DESCRIPTION OF THE TASK: Print all records exactly, leaving nothing out.

DATA PROVIDED:
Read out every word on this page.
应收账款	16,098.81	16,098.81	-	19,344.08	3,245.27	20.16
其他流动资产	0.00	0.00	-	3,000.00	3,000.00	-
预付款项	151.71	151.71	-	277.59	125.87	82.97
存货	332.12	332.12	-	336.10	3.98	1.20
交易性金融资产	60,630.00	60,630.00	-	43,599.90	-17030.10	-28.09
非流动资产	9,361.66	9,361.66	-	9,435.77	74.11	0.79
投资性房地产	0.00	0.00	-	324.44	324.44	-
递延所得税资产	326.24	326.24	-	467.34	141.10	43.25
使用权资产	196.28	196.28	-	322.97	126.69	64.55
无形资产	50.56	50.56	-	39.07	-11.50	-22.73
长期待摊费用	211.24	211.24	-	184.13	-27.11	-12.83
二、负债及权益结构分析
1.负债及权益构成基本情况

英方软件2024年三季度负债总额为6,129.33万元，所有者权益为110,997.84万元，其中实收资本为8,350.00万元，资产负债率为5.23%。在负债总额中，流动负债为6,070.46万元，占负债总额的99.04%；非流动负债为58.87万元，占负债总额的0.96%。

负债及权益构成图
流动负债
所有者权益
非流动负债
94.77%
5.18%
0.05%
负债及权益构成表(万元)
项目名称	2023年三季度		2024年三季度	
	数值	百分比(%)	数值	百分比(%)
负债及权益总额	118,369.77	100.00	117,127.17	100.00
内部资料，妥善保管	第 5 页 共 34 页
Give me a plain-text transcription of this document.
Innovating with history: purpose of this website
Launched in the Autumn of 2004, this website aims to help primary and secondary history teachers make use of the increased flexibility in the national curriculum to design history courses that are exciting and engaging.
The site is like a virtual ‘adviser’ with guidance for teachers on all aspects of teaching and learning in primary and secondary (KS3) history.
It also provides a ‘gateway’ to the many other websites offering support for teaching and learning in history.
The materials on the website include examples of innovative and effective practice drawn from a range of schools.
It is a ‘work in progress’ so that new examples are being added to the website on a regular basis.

SOLUTION BELOW:
Read out every word on this page.
应收账款	16,098.81	16,098.81	-	19,344.08	3,245.27	20.16
其他流动资产	0.00	0.00	-	3,000.00	3,000.00	-
预付款项	151.71	151.71	-	277.59	125.87	82.97
存货	332.12	332.12	-	336.10	3.98	1.20
交易性金融资产	60,630.00	60,630.00	-	43,599.90	-17030.10	-28.09
非流动资产	9,361.66	9,361.66	-	9,435.77	74.11	0.79
投资性房地产	0.00	0.00	-	324.44	324.44	-
递延所得税资产	326.24	326.24	-	467.34	141.10	43.25
使用权资产	196.28	196.28	-	322.97	126.69	64.55
无形资产	50.56	50.56	-	39.07	-11.50	-22.73
长期待摊费用	211.24	211.24	-	184.13	-27.11	-12.83
二、负债及权益结构分析
1.负债及权益构成基本情况

英方软件2024年三季度负债总额为6,129.33万元，所有者权益为110,997.84万元，其中实收资本为8,350.00万元，资产负债率为5.23%。在负债总额中，流动负债为6,070.46万元，占负债总额的99.04%；非流动负债为58.87万元，占负债总额的0.96%。

负债及权益构成图
流动负债
所有者权益
非流动负债
94.77%
5.18%
0.05%
负债及权益构成表(万元)
项目名称	2023年三季度		2024年三季度	
	数值	百分比(%)	数值	百分比(%)
负债及权益总额	118,369.77	100.00	117,127.17	100.00
内部资料，妥善保管	第 5 页 共 34 页
Give me a plain-text transcription of this document.
Innovating with history: purpose of this website
Launched in the Autumn of 2004, this website aims to help primary and secondary history teachers make use of the increased flexibility in the national curriculum to design history courses that are exciting and engaging.
The site is like a virtual ‘adviser’ with guidance for teachers on all aspects of teaching and learning in primary and secondary (KS3) history.
It also provides a ‘gateway’ to the many other websites offering support for teaching and learning in history.
The materials on the website include examples of innovative and effective practice drawn from a range of schools.
It is a ‘work in progress’ so that new examples are being added to the website on a regular basis.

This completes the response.